Collected data:
===============
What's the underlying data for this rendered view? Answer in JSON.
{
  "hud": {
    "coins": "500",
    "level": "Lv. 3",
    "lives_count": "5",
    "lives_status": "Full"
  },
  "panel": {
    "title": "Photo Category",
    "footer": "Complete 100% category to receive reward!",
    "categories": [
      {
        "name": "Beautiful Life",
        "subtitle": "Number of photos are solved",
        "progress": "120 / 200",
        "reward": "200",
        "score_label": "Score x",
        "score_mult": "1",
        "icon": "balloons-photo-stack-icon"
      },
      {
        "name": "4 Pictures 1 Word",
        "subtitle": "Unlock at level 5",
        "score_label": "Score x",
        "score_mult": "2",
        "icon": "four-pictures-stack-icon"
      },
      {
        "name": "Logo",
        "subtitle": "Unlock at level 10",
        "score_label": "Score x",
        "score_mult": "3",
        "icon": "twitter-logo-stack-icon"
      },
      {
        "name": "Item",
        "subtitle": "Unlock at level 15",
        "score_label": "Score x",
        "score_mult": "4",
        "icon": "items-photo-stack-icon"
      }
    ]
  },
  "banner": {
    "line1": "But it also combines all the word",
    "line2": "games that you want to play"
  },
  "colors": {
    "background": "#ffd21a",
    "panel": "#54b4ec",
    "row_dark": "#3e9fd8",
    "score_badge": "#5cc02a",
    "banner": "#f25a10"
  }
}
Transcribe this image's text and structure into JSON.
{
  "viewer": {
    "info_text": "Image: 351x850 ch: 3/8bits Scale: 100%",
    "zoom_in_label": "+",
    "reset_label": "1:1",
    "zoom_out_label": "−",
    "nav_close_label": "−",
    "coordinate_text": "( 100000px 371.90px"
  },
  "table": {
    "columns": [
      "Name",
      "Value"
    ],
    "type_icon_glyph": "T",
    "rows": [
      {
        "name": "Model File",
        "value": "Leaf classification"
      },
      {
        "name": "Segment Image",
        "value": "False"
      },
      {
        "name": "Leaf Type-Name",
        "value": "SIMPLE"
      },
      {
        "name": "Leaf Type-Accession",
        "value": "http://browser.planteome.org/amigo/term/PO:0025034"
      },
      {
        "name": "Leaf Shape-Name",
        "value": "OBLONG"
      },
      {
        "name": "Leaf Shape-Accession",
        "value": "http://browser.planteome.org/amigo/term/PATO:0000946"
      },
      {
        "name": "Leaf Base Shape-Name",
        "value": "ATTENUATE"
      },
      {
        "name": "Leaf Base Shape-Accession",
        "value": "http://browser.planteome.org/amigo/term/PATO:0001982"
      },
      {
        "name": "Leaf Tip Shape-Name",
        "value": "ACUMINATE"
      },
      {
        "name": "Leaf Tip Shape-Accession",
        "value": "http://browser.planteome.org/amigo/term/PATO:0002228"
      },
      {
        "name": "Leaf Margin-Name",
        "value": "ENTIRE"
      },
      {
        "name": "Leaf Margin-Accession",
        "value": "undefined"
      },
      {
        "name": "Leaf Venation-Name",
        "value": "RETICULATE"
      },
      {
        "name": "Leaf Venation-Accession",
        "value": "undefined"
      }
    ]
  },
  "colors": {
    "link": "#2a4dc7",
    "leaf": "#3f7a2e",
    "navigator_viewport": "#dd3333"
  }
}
===============
▶ **Do this**
Read through the entries and copy each line in which "PATO" appears.

▶ **Reply to the task**
        "value": "http://browser.planteome.org/amigo/term/PATO:0000946"
        "value": "http://browser.planteome.org/amigo/term/PATO:0001982"
        "value": "http://browser.planteome.org/amigo/term/PATO:0002228"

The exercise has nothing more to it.